**Texto**
━━━━━━━━━━
A reunião destas três obras num volume único, sob a designação de O Ciclo da Baleia, representa a concretização de uma sugestão de J. H. Santos Barros em 1977.
Escreveu, então, o poeta terceirense: «Mar pela proa é [o] seguimento natural de Mar Rubro (1958) e Pedras Negras (1964) e poderiam os três livros ser reunidos num único volume que o leitor nada teria a perder. Com efeito, «Ciclo da Baleia» (…) se poderia chamar à mais significativa produção literária de Dias de Melo.» (20 anos de literatura e arte nos Açores. Lisboa, Grupo de Intervenção Cultural Açoriano, 1977, pp. 18-21).
E em 1979, por ocasião dos 25 anos da vida literária de Dias de Melo, Santos Barros voltou ao assunto no Diário de Lisboa (16.07.1979).
Por essa altura, Dias de Melo já publicara Toadas do mar e da terra (poemas, 1954) e ainda Cidade Cinzenta (1971) e Na noite silenciosa, poemas de Natal (1973). Por isso, a designação «Ciclo da Baleia» selecionava três obras do autor, associando-as pelas suas afinidades temáticas e discursivas e estabelecendo entre elas um determinado nexo sequencial.
A designação difundiu-se depois na leitura crítica da obra de Dias de Melo e, ainda em 1979, Tibério Silva publicou na revista A Memória da Água-Viva (n.º 5, pp. 8-13) um extenso ensaio a que deu o título de «O Ciclo da Baleia». O jovem estudante de Direito ocupava-se da trilogia e assinalava, na obra de Dias de Melo, a relevância do contencioso social e o posicionamento do autor, tomando partido pelos oprimidos e explorados, como era o caso dos baleeiros. Mas a importância desse texto resulta ainda do facto de ter suscitado alguns comentários a Dias de Melo, numa carta que nos enviou e foi publicada no número seguinte da revista.
Nela, o escritor dava conta de projetos que gostaria de levar a cabo e onde, afinal, traçava um plano daquilo que viria a concretizar-se na impressionante recolha de Na Memória das Gentes – em três livros e cinco volumes.
━━━━━━━━━━
**Tarefa escrita**
Repita sem alterações o trecho do texto sobre O Ciclo da Baleia que vai de "A reunião destas" até "Barros em 1977.".

Registos de anotação espacial:
━━━━━━━━━━
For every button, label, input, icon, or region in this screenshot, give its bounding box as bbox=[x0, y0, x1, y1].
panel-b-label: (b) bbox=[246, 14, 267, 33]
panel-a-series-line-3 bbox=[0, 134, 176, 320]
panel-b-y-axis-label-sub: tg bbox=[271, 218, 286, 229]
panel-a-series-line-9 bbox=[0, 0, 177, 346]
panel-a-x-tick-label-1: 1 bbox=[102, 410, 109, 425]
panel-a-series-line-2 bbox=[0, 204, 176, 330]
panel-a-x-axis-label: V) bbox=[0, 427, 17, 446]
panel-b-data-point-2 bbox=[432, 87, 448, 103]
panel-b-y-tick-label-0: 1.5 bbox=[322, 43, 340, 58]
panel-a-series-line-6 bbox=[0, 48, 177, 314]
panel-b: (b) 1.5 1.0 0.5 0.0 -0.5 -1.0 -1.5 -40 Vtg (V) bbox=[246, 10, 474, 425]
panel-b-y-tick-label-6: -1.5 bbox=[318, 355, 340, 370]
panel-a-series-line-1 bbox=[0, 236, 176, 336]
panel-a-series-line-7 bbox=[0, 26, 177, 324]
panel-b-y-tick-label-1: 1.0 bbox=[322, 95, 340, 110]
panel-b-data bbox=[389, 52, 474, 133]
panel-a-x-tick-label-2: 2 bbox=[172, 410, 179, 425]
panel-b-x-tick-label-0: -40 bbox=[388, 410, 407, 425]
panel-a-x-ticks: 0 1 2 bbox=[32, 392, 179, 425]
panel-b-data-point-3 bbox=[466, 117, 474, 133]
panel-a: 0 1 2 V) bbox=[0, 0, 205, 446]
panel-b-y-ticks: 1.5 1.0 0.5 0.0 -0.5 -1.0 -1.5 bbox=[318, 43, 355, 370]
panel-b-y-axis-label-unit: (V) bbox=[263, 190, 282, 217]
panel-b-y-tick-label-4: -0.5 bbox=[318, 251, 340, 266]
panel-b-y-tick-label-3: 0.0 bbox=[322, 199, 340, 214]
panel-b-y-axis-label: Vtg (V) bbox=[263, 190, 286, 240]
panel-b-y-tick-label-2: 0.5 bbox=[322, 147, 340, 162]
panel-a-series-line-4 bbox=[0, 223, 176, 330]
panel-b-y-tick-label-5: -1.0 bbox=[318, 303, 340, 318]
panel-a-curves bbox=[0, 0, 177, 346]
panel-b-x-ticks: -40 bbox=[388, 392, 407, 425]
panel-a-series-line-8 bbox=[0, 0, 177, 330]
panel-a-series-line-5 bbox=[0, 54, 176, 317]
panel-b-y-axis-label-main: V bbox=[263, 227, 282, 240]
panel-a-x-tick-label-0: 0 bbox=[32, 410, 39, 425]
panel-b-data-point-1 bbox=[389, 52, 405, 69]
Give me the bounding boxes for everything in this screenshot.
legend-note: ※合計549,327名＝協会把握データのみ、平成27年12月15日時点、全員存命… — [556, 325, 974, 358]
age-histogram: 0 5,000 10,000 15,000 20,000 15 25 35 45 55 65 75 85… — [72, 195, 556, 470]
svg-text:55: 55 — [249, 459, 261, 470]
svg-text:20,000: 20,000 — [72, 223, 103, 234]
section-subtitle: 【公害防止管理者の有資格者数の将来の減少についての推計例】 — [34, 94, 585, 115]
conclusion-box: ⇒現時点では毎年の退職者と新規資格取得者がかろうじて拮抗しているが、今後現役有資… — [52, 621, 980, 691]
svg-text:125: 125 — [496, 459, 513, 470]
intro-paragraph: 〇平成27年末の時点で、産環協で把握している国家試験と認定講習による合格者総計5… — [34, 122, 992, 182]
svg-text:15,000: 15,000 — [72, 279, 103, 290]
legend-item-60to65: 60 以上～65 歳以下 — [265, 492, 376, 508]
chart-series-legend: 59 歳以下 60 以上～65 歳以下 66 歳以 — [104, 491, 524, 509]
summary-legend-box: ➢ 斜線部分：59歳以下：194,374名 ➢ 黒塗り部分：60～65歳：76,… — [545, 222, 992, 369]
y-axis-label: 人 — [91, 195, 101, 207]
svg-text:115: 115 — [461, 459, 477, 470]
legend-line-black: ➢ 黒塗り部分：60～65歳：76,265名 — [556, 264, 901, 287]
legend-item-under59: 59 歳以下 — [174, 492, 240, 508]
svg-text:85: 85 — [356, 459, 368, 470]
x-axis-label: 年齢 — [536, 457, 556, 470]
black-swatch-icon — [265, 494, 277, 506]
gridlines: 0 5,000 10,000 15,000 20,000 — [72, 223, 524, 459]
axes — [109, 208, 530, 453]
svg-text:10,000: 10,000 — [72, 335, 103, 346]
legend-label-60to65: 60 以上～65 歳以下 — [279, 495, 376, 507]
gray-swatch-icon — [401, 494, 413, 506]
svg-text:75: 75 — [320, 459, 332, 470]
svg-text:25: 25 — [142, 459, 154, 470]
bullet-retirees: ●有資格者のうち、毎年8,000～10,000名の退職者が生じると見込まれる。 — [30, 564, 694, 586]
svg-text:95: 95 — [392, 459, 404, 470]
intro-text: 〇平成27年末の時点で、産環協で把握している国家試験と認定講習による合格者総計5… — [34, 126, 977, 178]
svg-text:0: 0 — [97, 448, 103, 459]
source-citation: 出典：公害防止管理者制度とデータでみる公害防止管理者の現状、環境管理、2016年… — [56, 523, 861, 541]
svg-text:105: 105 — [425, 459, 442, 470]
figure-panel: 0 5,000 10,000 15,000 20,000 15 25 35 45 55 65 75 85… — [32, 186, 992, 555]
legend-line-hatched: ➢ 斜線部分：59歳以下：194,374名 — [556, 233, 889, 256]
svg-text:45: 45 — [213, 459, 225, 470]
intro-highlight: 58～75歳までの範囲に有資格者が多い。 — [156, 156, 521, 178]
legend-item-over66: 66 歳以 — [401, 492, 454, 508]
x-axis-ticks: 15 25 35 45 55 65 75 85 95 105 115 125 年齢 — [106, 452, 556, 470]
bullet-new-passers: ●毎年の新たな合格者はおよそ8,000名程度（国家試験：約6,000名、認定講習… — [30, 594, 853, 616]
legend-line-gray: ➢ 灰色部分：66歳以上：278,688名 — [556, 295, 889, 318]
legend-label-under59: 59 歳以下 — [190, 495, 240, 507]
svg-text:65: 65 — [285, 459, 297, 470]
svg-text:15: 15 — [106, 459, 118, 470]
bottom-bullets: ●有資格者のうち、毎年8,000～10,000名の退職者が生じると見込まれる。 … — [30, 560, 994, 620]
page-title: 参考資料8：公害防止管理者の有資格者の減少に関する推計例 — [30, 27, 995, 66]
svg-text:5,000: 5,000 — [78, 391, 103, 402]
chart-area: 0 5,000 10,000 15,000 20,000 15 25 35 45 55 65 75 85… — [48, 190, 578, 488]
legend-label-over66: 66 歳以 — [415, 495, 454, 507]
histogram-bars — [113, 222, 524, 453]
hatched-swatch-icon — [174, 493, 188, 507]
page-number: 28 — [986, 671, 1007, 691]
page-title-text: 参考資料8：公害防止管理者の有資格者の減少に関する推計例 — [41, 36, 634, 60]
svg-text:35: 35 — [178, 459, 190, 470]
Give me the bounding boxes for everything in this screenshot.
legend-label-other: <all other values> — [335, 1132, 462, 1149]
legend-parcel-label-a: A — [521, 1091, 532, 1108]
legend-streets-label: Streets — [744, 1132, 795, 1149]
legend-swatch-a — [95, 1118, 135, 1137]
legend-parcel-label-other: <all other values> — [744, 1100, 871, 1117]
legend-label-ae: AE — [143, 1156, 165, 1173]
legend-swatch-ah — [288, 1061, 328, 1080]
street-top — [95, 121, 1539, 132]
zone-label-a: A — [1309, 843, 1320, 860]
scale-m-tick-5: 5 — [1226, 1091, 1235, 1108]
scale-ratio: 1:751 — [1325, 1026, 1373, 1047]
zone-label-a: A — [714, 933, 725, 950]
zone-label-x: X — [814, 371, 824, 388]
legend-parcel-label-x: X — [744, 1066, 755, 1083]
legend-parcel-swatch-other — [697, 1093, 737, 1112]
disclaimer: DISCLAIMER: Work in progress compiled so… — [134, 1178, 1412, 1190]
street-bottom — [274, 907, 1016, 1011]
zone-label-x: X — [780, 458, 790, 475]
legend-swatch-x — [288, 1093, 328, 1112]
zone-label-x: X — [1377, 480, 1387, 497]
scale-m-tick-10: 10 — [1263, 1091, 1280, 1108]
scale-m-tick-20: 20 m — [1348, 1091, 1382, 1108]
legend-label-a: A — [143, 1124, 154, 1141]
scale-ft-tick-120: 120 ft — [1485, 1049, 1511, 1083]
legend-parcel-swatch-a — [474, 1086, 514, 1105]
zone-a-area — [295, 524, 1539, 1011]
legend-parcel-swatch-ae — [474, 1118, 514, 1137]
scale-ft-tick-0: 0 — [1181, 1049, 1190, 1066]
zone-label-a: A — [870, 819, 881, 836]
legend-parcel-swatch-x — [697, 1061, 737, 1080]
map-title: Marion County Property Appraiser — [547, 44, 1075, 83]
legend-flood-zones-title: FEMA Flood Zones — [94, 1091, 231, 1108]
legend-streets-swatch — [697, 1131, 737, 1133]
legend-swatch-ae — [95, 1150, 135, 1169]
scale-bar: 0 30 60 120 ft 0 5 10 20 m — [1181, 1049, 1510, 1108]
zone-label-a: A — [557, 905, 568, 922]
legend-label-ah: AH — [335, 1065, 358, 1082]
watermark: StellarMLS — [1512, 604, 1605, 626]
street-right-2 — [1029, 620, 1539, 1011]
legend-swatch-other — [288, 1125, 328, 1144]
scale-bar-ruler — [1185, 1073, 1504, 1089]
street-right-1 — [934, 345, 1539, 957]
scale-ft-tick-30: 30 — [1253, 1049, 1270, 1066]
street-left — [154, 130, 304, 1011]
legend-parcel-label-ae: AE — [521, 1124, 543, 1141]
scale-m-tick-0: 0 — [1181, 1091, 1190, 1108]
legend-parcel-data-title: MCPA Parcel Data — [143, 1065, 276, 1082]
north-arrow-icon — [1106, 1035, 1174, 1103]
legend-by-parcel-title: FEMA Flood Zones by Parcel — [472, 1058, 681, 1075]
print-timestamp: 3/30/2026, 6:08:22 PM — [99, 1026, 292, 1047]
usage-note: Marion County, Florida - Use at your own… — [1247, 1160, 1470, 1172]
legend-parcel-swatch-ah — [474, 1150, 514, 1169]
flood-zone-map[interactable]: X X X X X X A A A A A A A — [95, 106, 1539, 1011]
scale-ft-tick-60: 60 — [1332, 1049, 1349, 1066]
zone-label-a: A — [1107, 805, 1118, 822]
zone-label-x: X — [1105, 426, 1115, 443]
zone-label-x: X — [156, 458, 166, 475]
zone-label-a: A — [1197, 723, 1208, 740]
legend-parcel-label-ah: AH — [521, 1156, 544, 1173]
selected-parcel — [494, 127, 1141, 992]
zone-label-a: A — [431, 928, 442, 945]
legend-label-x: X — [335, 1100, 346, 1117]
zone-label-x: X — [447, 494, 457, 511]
━━━━━━━━━━
**Solução abaixo**
A reunião destas três obras num volume único, sob a designação de O Ciclo da Baleia, representa a concretização de uma sugestão de J. H. Santos Barros em 1977.